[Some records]
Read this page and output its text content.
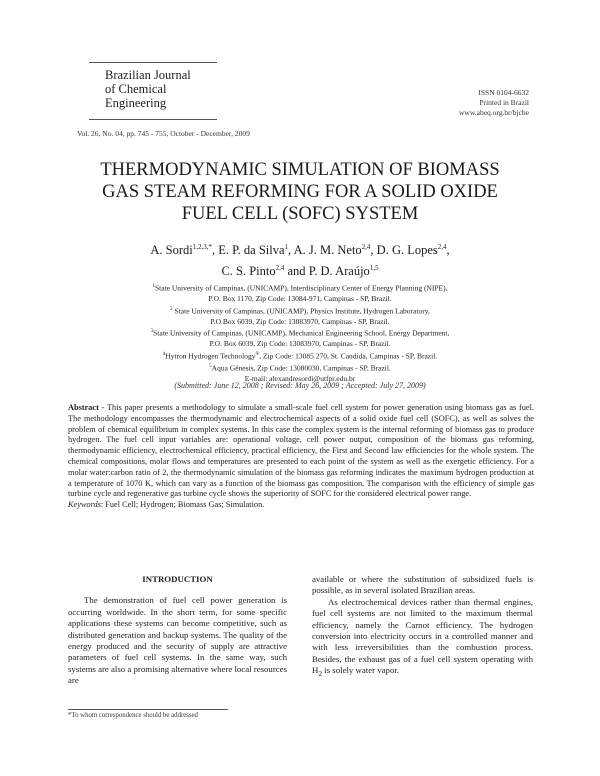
Brazilian Journal
of Chemical
Engineering
ISSN 0104-6632
Printed in Brazil
www.abeq.org.br/bjche
Vol. 26, No. 04, pp. 745 - 755, October - December, 2009
THERMODYNAMIC SIMULATION OF BIOMASS
GAS STEAM REFORMING FOR A SOLID OXIDE
FUEL CELL (SOFC) SYSTEM
A. Sordi$^{1,2,3,*}$, E. P. da Silva$^1$, A. J. M. Neto$^{2,4}$, D. G. Lopes$^{2,4}$,
C. S. Pinto$^{2,4}$ and P. D. Araújo$^{1,5}$
$^1$State University of Campinas, (UNICAMP), Interdisciplinary Center of Energy Planning (NIPE),
P.O. Box 1170, Zip Code: 13084-971, Campinas - SP, Brazil.
$^2$ State University of Campinas, (UNICAMP), Physics Institute, Hydrogen Laboratory,
P.O.Box 6039, Zip Code: 13083970, Campinas - SP, Brazil.
$^3$State University of Campinas, (UNICAMP), Mechanical Engineering School, Energy Department,
P.O. Box 6039, Zip Code: 13083970, Campinas - SP, Brazil.
$^4$Hytron Hydrogen Technology®, Zip Code: 13085 270, St. Candida, Campinas - SP, Brazil.
$^5$Aqua Gênesis, Zip Code: 13080030, Campinas - SP, Brazil.
E-mail: alexandresordi@utfpr.edu.br
(Submitted: June 12, 2008 ; Revised: May 26, 2009 ; Accepted: July 27, 2009)

Abstract - This paper presents a methodology to simulate a small-scale fuel cell system for power generation using biomass gas as fuel. The methodology encompasses the thermodynamic and electrochemical aspects of a solid oxide fuel cell (SOFC), as well as solves the problem of chemical equilibrium in complex systems. In this case the complex system is the internal reforming of biomass gas to produce hydrogen. The fuel cell input variables are: operational voltage, cell power output, composition of the biomass gas reforming, thermodynamic efficiency, electrochemical efficiency, practical efficiency, the First and Second law efficiencies for the whole system. The chemical compositions, molar flows and temperatures are presented to each point of the system as well as the exergetic efficiency. For a molar water:carbon ratio of 2, the thermodynamic simulation of the biomass gas reforming indicates the maximum hydrogen production at a temperature of 1070 K, which can vary as a function of the biomass gas composition. The comparison with the efficiency of simple gas turbine cycle and regenerative gas turbine cycle shows the superiority of SOFC for the considered electrical power range.

Keywords: Fuel Cell; Hydrogen; Biomass Gas; Simulation.

INTRODUCTION

The demonstration of fuel cell power generation is occurring worldwide. In the short term, for some specific applications these systems can become competitive, such as distributed generation and backup systems. The quality of the energy produced and the security of supply are attractive parameters of fuel cell systems. In the same way, such systems are also a promising alternative where local resources are

available or where the substitution of subsidized fuels is possible, as in several isolated Brazilian areas.

As electrochemical devices rather than thermal engines, fuel cell systems are not limited to the maximum thermal efficiency, namely the Carnot efficiency. The hydrogen conversion into electricity occurs in a controlled manner and with less irreversibilities than the combustion process. Besides, the exhaust gas of a fuel cell system operating with $H_2$ is solely water vapor.

*To whom correspondence should be addressed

Task prompt: Locate the word "water" in the entries, and copy every line where it is found.

Reply to the exercise:
Abstract - This paper presents a methodology to simulate a small-scale fuel cell system for power generation using biomass gas as fuel. The methodology encompasses the thermodynamic and electrochemical aspects of a solid oxide fuel cell (SOFC), as well as solves the problem of chemical equilibrium in complex systems. In this case the complex system is the internal reforming of biomass gas to produce hydrogen. The fuel cell input variables are: operational voltage, cell power output, composition of the biomass gas reforming, thermodynamic efficiency, electrochemical efficiency, practical efficiency, the First and Second law efficiencies for the whole system. The chemical compositions, molar flows and temperatures are presented to each point of the system as well as the exergetic efficiency. For a molar water:carbon ratio of 2, the thermodynamic simulation of the biomass gas reforming indicates the maximum hydrogen production at a temperature of 1070 K, which can vary as a function of the biomass gas composition. The comparison with the efficiency of simple gas turbine cycle and regenerative gas turbine cycle shows the superiority of SOFC for the considered electrical power range.
As electrochemical devices rather than thermal engines, fuel cell systems are not limited to the maximum thermal efficiency, namely the Carnot efficiency. The hydrogen conversion into electricity occurs in a controlled manner and with less irreversibilities than the combustion process. Besides, the exhaust gas of a fuel cell system operating with $H_2$ is solely water vapor.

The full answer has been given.